▶ _What is expected_:
Using the listing below, select the lines with the word "name" and copy them.

Figure content listings
-----
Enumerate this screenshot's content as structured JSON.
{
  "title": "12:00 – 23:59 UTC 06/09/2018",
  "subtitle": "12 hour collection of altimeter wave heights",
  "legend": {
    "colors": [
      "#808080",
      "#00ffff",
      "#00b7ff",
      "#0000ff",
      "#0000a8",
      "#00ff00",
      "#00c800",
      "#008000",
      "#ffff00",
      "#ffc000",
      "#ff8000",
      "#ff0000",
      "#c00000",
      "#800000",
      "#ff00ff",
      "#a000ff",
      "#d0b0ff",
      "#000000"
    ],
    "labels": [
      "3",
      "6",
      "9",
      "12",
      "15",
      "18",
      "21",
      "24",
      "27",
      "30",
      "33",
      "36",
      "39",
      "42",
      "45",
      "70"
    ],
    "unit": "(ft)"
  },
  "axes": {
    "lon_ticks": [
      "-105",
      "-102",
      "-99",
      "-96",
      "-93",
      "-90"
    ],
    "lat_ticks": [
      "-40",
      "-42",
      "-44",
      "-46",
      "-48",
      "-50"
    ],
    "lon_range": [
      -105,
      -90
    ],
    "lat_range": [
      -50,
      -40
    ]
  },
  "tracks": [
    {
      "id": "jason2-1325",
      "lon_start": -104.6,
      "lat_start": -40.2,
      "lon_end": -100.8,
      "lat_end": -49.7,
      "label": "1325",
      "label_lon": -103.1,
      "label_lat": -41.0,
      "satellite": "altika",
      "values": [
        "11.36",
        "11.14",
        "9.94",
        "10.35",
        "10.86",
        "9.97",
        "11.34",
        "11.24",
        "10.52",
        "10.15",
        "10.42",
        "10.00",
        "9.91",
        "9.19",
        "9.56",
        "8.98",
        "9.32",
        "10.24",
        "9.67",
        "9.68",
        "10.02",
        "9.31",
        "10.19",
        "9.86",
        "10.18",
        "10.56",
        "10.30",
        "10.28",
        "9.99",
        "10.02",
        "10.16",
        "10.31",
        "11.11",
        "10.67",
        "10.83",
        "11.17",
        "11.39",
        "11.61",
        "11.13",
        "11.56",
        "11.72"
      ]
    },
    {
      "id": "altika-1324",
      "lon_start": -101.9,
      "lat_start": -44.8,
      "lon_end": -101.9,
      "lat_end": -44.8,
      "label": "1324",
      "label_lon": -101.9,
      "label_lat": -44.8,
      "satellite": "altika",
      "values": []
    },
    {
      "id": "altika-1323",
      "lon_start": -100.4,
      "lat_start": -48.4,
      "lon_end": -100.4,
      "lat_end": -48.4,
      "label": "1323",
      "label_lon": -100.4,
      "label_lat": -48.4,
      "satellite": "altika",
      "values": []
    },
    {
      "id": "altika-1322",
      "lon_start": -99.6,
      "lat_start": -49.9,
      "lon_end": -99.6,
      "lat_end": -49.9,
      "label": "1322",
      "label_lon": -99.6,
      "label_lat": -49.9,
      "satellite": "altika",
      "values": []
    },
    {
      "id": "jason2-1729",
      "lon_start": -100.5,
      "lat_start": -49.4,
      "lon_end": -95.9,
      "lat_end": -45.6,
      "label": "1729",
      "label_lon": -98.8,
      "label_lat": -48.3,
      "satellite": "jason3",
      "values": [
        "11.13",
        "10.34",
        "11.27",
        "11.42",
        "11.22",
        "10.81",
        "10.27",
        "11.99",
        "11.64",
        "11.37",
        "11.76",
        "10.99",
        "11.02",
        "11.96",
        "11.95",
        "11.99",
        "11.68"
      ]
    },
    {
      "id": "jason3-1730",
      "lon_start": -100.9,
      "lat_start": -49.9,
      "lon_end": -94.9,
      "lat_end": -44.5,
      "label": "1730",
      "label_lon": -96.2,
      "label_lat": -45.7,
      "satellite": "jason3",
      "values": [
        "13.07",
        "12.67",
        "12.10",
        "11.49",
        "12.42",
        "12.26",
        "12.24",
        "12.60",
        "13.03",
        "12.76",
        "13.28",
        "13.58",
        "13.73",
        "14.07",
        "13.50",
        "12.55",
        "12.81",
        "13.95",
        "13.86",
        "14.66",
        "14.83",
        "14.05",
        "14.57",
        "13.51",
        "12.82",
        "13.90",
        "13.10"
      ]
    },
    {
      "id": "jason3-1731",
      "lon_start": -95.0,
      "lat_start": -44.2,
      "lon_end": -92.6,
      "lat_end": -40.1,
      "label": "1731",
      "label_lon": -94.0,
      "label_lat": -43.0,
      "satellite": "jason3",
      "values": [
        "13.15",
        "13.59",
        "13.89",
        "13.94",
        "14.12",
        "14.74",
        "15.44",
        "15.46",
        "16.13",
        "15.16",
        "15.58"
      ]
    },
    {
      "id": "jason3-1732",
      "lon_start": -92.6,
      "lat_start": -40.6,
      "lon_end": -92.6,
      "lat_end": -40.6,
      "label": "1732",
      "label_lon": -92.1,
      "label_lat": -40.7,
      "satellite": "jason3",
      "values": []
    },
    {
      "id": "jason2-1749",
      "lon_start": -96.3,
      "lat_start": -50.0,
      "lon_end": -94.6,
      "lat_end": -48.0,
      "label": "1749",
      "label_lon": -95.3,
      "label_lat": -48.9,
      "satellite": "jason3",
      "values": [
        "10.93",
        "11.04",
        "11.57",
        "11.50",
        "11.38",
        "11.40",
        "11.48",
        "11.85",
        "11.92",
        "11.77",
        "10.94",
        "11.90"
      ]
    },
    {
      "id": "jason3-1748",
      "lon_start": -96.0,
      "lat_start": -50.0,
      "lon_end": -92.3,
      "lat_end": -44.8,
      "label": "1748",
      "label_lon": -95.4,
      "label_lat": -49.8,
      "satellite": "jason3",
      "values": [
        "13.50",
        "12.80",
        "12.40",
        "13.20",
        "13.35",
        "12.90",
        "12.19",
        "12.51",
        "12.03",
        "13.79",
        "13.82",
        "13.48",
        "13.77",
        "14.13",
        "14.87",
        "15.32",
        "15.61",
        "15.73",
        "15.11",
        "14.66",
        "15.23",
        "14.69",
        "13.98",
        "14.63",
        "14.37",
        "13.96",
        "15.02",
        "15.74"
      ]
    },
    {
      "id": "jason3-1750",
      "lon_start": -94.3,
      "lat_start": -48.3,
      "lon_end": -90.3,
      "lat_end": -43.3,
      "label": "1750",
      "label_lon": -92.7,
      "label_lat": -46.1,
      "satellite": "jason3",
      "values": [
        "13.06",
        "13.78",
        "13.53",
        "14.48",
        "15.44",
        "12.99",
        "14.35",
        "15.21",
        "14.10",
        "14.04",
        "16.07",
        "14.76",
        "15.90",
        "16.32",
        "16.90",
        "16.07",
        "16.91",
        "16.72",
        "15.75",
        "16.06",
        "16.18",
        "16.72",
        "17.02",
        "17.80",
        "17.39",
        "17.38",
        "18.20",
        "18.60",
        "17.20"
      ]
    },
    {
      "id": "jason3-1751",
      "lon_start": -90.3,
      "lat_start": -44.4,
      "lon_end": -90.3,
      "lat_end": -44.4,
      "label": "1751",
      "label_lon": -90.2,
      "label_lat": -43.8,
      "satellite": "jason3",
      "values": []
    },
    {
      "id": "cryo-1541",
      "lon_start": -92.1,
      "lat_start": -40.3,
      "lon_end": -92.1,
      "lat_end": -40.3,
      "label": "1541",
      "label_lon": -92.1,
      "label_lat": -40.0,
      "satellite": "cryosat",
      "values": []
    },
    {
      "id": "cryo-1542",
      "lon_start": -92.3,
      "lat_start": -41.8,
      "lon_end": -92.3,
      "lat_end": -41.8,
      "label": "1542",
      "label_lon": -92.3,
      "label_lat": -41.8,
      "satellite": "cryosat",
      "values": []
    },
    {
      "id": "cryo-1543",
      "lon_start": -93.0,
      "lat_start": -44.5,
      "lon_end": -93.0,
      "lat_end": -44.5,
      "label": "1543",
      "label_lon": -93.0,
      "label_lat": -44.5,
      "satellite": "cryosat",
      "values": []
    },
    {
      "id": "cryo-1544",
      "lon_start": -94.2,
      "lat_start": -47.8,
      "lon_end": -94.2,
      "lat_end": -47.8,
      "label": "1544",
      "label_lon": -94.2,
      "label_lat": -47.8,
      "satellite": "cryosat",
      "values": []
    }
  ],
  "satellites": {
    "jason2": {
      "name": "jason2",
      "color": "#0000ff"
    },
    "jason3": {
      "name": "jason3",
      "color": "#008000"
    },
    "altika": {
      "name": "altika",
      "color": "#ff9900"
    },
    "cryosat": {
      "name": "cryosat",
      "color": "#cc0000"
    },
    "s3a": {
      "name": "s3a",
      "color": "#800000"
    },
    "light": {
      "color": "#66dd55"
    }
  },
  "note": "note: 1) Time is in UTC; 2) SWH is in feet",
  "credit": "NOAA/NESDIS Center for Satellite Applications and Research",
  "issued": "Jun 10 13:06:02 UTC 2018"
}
-----
▶ _Reply_:
      "name": "jason2",
      "name": "jason3",
      "name": "altika",
      "name": "cryosat",
      "name": "s3a",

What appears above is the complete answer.